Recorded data
•••••

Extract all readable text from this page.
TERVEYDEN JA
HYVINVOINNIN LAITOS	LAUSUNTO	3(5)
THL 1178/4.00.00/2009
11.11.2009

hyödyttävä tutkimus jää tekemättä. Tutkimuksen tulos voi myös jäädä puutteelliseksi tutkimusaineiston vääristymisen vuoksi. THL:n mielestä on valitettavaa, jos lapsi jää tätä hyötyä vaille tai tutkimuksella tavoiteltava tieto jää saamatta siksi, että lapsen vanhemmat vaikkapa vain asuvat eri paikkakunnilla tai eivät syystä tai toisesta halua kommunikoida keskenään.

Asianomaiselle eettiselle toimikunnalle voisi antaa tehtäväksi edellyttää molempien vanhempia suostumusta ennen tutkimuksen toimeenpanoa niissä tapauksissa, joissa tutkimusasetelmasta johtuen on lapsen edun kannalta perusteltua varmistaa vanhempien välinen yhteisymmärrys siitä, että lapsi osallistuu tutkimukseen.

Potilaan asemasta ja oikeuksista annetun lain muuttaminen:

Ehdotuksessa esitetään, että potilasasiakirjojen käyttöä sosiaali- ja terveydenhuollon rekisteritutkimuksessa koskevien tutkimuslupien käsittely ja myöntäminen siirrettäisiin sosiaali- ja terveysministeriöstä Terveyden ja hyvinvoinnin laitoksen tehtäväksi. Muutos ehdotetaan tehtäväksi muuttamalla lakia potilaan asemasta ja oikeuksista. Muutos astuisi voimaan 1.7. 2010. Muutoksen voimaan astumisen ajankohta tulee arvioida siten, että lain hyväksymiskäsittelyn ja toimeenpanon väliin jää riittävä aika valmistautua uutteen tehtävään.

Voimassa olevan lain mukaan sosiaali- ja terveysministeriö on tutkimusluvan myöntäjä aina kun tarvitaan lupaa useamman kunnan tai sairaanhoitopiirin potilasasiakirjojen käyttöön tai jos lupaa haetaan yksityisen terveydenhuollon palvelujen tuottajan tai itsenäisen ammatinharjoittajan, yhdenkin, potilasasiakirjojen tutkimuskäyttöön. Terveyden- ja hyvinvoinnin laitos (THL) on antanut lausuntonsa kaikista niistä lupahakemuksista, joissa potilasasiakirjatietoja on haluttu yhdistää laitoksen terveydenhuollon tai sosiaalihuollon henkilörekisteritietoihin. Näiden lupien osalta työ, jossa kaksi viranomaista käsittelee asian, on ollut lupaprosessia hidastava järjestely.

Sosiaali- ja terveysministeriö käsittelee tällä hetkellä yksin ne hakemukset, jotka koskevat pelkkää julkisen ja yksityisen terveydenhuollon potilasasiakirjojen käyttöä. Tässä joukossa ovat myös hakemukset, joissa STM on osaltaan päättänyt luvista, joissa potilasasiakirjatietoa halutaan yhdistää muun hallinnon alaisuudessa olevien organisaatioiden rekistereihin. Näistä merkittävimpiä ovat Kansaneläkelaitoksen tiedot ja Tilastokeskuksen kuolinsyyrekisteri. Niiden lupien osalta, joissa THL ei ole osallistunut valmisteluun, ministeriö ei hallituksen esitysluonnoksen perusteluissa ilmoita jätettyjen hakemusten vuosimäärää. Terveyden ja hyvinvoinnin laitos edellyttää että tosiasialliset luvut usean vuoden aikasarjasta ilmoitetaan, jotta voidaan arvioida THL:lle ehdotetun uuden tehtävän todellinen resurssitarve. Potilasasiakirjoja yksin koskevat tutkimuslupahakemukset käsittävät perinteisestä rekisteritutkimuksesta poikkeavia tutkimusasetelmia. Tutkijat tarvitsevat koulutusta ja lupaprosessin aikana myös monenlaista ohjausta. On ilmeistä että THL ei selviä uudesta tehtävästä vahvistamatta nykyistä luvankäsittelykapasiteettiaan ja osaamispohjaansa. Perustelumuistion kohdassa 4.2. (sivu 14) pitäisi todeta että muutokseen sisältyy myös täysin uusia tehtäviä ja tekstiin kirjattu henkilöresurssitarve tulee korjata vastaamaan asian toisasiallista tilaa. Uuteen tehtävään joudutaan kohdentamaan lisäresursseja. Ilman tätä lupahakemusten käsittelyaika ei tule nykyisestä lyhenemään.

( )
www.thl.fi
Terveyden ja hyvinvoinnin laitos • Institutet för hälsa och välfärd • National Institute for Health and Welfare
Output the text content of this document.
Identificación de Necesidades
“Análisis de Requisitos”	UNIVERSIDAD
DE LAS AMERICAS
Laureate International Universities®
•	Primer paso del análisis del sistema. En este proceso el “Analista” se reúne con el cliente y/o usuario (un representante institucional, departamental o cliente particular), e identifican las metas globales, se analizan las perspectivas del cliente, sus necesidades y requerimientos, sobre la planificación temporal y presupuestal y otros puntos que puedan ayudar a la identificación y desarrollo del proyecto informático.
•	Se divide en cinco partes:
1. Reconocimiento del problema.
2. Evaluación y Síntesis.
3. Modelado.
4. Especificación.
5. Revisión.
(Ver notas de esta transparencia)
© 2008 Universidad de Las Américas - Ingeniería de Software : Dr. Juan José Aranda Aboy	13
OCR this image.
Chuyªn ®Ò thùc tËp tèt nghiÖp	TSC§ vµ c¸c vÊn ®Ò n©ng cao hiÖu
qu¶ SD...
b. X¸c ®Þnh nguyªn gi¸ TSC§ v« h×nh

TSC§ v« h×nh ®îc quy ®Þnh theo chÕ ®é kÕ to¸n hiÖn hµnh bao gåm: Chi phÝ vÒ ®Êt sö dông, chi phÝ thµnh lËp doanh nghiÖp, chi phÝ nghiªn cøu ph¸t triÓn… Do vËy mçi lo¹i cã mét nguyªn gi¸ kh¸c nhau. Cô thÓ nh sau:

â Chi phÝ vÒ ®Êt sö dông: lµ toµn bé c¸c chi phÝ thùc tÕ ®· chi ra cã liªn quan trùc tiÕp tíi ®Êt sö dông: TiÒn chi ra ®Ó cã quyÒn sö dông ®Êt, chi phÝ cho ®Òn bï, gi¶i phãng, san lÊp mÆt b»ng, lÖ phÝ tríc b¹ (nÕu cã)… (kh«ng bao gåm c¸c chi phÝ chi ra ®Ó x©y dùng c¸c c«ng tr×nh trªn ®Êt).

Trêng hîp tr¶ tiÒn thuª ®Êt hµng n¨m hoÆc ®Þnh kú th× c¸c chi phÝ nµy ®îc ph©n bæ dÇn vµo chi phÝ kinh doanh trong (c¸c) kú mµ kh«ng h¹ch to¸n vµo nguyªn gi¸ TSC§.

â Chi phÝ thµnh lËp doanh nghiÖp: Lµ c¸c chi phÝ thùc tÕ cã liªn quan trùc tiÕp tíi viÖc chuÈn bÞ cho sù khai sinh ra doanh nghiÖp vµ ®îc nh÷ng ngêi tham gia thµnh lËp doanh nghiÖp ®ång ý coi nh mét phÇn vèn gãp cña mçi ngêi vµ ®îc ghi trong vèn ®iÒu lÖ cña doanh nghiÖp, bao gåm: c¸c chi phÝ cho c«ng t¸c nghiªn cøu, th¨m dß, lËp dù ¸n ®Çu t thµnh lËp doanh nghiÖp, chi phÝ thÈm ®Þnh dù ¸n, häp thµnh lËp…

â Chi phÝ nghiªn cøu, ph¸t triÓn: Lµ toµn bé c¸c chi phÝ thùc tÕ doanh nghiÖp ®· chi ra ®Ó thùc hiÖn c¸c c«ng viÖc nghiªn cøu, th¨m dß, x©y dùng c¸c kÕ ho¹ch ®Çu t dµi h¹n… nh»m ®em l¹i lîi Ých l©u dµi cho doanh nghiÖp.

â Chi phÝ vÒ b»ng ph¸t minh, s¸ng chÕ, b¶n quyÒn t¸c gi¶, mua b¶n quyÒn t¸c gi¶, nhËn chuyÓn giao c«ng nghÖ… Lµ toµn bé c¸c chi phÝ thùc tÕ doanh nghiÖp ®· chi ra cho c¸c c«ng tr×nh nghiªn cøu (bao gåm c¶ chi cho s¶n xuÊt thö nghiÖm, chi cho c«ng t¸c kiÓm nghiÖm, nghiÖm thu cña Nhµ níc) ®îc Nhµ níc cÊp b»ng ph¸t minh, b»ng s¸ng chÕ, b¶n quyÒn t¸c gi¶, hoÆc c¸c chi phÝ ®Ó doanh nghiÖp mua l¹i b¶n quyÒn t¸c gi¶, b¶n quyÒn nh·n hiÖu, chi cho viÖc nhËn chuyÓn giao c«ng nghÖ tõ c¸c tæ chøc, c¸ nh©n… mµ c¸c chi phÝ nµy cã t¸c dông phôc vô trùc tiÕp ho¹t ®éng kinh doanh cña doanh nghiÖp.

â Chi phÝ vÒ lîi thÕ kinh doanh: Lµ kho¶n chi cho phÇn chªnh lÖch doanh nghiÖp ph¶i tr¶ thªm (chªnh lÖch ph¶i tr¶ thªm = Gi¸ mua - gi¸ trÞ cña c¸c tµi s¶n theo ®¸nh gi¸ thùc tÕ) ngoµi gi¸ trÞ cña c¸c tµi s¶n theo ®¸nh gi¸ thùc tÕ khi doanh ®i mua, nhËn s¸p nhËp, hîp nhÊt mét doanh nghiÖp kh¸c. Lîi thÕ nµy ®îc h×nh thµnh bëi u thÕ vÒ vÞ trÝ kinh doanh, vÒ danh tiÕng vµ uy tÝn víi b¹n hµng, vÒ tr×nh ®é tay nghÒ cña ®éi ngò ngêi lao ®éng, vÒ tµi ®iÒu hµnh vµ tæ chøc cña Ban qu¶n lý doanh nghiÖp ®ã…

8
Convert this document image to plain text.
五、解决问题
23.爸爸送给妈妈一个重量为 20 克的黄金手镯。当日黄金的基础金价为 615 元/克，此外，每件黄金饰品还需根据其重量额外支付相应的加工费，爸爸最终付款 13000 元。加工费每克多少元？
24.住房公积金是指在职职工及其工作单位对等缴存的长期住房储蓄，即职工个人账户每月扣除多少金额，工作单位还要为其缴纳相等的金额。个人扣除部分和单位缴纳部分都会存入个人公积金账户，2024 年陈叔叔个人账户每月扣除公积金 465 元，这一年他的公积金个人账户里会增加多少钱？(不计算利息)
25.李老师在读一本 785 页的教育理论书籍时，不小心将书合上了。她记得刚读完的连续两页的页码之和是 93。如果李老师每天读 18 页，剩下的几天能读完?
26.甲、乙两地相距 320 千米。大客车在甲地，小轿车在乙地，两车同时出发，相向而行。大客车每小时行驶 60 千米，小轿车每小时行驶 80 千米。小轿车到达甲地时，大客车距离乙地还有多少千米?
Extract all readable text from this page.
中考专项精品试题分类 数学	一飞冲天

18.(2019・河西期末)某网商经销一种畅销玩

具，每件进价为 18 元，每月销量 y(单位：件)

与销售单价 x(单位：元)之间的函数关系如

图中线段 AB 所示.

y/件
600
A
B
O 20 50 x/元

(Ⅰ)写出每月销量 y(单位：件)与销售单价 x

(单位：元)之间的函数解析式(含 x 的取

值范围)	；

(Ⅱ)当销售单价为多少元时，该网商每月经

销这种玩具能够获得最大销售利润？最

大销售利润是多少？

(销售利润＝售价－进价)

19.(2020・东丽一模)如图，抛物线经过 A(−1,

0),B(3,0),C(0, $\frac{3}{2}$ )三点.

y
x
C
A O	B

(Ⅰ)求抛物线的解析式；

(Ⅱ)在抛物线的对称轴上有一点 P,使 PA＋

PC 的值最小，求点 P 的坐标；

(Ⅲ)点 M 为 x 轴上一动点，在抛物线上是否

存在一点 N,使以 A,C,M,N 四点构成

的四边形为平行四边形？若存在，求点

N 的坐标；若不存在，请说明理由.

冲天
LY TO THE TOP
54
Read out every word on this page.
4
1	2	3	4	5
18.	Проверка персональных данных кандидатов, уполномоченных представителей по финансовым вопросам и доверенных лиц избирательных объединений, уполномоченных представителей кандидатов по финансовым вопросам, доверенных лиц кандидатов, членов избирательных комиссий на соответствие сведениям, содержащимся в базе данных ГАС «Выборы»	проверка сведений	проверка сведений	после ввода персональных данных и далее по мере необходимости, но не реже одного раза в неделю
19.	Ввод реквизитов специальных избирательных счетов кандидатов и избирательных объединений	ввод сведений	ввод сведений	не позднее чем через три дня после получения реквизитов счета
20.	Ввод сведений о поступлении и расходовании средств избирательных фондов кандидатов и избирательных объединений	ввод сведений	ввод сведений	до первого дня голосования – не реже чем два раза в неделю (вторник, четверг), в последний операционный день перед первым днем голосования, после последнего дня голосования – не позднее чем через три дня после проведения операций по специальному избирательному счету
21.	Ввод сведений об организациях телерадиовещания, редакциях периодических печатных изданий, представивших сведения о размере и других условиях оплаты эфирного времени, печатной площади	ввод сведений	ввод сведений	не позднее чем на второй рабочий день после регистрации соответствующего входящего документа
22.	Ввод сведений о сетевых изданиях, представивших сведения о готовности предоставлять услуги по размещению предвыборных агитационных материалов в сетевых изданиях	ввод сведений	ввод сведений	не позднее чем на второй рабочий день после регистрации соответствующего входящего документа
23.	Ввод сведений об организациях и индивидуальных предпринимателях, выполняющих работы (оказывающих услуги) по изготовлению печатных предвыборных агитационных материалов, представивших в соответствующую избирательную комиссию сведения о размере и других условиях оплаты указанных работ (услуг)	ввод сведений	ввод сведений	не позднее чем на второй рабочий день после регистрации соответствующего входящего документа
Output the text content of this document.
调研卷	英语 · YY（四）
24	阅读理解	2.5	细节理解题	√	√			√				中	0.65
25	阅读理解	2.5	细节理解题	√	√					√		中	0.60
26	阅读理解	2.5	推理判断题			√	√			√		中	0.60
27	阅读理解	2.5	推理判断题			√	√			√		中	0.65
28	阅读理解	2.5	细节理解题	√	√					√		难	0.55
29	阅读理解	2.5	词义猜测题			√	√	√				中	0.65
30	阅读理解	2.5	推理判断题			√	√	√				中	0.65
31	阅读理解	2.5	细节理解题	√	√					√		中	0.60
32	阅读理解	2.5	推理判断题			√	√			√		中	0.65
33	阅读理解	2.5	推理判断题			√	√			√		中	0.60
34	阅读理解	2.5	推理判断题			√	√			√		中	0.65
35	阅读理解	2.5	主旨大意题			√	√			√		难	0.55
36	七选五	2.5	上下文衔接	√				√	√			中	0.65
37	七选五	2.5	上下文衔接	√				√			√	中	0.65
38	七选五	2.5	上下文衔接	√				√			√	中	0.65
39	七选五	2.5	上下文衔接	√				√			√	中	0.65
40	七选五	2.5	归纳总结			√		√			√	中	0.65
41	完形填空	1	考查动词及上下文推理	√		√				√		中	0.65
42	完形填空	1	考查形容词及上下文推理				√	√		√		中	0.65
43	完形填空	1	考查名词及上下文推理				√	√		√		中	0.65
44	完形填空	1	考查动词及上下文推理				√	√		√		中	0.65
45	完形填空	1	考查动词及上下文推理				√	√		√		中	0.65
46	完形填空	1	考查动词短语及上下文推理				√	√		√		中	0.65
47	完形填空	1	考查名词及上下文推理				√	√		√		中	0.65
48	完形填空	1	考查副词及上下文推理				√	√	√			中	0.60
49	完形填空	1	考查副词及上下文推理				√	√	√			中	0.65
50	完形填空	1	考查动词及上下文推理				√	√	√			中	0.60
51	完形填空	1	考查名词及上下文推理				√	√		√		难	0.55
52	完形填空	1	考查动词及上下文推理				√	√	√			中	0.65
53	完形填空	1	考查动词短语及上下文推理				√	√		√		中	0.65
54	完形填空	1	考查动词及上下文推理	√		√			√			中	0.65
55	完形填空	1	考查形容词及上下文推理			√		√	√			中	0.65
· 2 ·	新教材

•••••

## OBJECTIVE
Find each line holding the string "nhËn" and copy it out.

## TASK ANSWER
â Chi phÝ vÒ b»ng ph¸t minh, s¸ng chÕ, b¶n quyÒn t¸c gi¶, mua b¶n quyÒn t¸c gi¶, nhËn chuyÓn giao c«ng nghÖ… Lµ toµn bé c¸c chi phÝ thùc tÕ doanh nghiÖp ®· chi ra cho c¸c c«ng tr×nh nghiªn cøu (bao gåm c¶ chi cho s¶n xuÊt thö nghiÖm, chi cho c«ng t¸c kiÓm nghiÖm, nghiÖm thu cña Nhµ níc) ®îc Nhµ níc cÊp b»ng ph¸t minh, b»ng s¸ng chÕ, b¶n quyÒn t¸c gi¶, hoÆc c¸c chi phÝ ®Ó doanh nghiÖp mua l¹i b¶n quyÒn t¸c gi¶, b¶n quyÒn nh·n hiÖu, chi cho viÖc nhËn chuyÓn giao c«ng nghÖ tõ c¸c tæ chøc, c¸ nh©n… mµ c¸c chi phÝ nµy cã t¸c dông phôc vô trùc tiÕp ho¹t ®éng kinh doanh cña doanh nghiÖp.
â Chi phÝ vÒ lîi thÕ kinh doanh: Lµ kho¶n chi cho phÇn chªnh lÖch doanh nghiÖp ph¶i tr¶ thªm (chªnh lÖch ph¶i tr¶ thªm = Gi¸ mua - gi¸ trÞ cña c¸c tµi s¶n theo ®¸nh gi¸ thùc tÕ) ngoµi gi¸ trÞ cña c¸c tµi s¶n theo ®¸nh gi¸ thùc tÕ khi doanh ®i mua, nhËn s¸p nhËp, hîp nhÊt mét doanh nghiÖp kh¸c. Lîi thÕ nµy ®îc h×nh thµnh bëi u thÕ vÒ vÞ trÝ kinh doanh, vÒ danh tiÕng vµ uy tÝn víi b¹n hµng, vÒ tr×nh ®é tay nghÒ cña ®éi ngò ngêi lao ®éng, vÒ tµi ®iÒu hµnh vµ tæ chøc cña Ban qu¶n lý doanh nghiÖp ®ã…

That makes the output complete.